• WHAT YOU ARE ASKED TO DO: Quote all of the entries word for word.

(Extracts from a graphics dataset)
=======

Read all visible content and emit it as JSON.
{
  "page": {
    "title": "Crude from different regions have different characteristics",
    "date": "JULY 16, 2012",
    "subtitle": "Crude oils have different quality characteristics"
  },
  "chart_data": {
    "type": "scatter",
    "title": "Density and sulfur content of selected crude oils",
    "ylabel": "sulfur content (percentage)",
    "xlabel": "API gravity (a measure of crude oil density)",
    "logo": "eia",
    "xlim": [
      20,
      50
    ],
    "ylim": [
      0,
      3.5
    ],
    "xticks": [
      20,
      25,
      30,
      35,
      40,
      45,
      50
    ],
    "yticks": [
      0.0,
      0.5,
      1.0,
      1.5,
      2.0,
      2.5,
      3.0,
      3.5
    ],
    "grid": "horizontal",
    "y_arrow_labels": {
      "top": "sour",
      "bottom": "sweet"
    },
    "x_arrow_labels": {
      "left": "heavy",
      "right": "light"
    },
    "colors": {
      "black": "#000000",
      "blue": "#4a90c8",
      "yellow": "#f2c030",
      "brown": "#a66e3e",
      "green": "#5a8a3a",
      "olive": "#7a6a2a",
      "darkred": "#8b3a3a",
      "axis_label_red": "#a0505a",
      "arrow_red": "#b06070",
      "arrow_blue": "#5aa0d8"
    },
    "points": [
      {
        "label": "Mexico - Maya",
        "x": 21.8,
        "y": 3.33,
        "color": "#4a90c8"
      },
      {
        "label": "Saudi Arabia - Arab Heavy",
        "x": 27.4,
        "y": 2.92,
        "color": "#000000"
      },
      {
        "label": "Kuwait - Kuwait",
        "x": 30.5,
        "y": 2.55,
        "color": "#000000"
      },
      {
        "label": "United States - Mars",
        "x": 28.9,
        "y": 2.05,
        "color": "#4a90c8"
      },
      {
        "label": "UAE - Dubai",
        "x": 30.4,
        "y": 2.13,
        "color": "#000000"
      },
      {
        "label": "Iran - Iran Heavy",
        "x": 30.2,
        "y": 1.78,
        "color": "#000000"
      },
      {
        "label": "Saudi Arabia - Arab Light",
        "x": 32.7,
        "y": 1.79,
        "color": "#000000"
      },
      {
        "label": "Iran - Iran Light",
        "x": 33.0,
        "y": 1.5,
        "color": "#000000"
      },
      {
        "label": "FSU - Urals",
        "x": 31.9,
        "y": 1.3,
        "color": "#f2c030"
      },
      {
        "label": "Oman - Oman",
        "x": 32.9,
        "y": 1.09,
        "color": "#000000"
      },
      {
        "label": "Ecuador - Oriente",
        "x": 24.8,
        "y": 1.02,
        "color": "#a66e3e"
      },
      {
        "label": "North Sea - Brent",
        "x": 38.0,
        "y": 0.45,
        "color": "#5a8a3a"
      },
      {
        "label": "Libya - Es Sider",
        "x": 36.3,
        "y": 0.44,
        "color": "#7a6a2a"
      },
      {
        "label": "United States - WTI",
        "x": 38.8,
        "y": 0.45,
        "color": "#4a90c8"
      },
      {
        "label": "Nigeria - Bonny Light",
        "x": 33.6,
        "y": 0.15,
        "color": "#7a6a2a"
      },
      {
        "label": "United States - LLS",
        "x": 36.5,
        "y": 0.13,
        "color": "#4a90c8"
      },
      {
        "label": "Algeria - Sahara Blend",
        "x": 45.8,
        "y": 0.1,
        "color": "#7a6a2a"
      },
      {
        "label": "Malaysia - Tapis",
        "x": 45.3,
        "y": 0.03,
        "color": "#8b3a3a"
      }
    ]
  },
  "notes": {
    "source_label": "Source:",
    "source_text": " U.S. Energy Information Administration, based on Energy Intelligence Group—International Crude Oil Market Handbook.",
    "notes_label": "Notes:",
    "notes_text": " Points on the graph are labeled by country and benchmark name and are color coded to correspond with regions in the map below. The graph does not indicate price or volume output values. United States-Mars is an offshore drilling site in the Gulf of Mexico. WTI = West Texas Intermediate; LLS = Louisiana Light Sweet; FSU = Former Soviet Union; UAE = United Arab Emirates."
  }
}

=======

• RESULT BELOW:
Read all visible content and emit it as JSON.
{
  "page": {
    "title": "Crude from different regions have different characteristics",
    "date": "JULY 16, 2012",
    "subtitle": "Crude oils have different quality characteristics"
  },
  "chart_data": {
    "type": "scatter",
    "title": "Density and sulfur content of selected crude oils",
    "ylabel": "sulfur content (percentage)",
    "xlabel": "API gravity (a measure of crude oil density)",
    "logo": "eia",
    "xlim": [
      20,
      50
    ],
    "ylim": [
      0,
      3.5
    ],
    "xticks": [
      20,
      25,
      30,
      35,
      40,
      45,
      50
    ],
    "yticks": [
      0.0,
      0.5,
      1.0,
      1.5,
      2.0,
      2.5,
      3.0,
      3.5
    ],
    "grid": "horizontal",
    "y_arrow_labels": {
      "top": "sour",
      "bottom": "sweet"
    },
    "x_arrow_labels": {
      "left": "heavy",
      "right": "light"
    },
    "colors": {
      "black": "#000000",
      "blue": "#4a90c8",
      "yellow": "#f2c030",
      "brown": "#a66e3e",
      "green": "#5a8a3a",
      "olive": "#7a6a2a",
      "darkred": "#8b3a3a",
      "axis_label_red": "#a0505a",
      "arrow_red": "#b06070",
      "arrow_blue": "#5aa0d8"
    },
    "points": [
      {
        "label": "Mexico - Maya",
        "x": 21.8,
        "y": 3.33,
        "color": "#4a90c8"
      },
      {
        "label": "Saudi Arabia - Arab Heavy",
        "x": 27.4,
        "y": 2.92,
        "color": "#000000"
      },
      {
        "label": "Kuwait - Kuwait",
        "x": 30.5,
        "y": 2.55,
        "color": "#000000"
      },
      {
        "label": "United States - Mars",
        "x": 28.9,
        "y": 2.05,
        "color": "#4a90c8"
      },
      {
        "label": "UAE - Dubai",
        "x": 30.4,
        "y": 2.13,
        "color": "#000000"
      },
      {
        "label": "Iran - Iran Heavy",
        "x": 30.2,
        "y": 1.78,
        "color": "#000000"
      },
      {
        "label": "Saudi Arabia - Arab Light",
        "x": 32.7,
        "y": 1.79,
        "color": "#000000"
      },
      {
        "label": "Iran - Iran Light",
        "x": 33.0,
        "y": 1.5,
        "color": "#000000"
      },
      {
        "label": "FSU - Urals",
        "x": 31.9,
        "y": 1.3,
        "color": "#f2c030"
      },
      {
        "label": "Oman - Oman",
        "x": 32.9,
        "y": 1.09,
        "color": "#000000"
      },
      {
        "label": "Ecuador - Oriente",
        "x": 24.8,
        "y": 1.02,
        "color": "#a66e3e"
      },
      {
        "label": "North Sea - Brent",
        "x": 38.0,
        "y": 0.45,
        "color": "#5a8a3a"
      },
      {
        "label": "Libya - Es Sider",
        "x": 36.3,
        "y": 0.44,
        "color": "#7a6a2a"
      },
      {
        "label": "United States - WTI",
        "x": 38.8,
        "y": 0.45,
        "color": "#4a90c8"
      },
      {
        "label": "Nigeria - Bonny Light",
        "x": 33.6,
        "y": 0.15,
        "color": "#7a6a2a"
      },
      {
        "label": "United States - LLS",
        "x": 36.5,
        "y": 0.13,
        "color": "#4a90c8"
      },
      {
        "label": "Algeria - Sahara Blend",
        "x": 45.8,
        "y": 0.1,
        "color": "#7a6a2a"
      },
      {
        "label": "Malaysia - Tapis",
        "x": 45.3,
        "y": 0.03,
        "color": "#8b3a3a"
      }
    ]
  },
  "notes": {
    "source_label": "Source:",
    "source_text": " U.S. Energy Information Administration, based on Energy Intelligence Group—International Crude Oil Market Handbook.",
    "notes_label": "Notes:",
    "notes_text": " Points on the graph are labeled by country and benchmark name and are color coded to correspond with regions in the map below. The graph does not indicate price or volume output values. United States-Mars is an offshore drilling site in the Gulf of Mexico. WTI = West Texas Intermediate; LLS = Louisiana Light Sweet; FSU = Former Soviet Union; UAE = United Arab Emirates."
  }
}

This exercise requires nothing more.